§ **The request**
For each line below that includes the word "香坊区疫情防控指挥部", make a copy.

§ **Data records**
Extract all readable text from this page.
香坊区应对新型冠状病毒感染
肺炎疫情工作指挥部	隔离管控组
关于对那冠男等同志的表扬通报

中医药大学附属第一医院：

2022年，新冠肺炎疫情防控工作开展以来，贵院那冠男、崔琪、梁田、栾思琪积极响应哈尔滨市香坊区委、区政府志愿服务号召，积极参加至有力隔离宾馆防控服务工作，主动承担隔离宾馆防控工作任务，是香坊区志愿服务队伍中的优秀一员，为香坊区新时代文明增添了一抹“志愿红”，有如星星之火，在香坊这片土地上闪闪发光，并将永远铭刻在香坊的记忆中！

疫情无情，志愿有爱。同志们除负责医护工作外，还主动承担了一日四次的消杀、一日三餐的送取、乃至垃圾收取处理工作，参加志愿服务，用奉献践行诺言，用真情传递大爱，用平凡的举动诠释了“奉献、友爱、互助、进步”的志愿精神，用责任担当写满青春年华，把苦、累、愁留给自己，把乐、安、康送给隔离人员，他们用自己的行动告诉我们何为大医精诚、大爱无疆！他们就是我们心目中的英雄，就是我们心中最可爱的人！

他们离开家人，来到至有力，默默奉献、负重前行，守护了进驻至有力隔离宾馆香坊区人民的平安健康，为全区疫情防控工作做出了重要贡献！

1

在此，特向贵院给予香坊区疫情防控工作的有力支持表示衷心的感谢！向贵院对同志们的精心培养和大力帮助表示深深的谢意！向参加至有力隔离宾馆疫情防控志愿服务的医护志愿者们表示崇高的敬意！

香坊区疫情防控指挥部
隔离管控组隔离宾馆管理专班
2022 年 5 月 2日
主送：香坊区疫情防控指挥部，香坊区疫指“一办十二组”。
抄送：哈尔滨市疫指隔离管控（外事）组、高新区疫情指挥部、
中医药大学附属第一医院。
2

§ **Problem solution**
香坊区疫情防控指挥部
主送：香坊区疫情防控指挥部，香坊区疫指“一办十二组”。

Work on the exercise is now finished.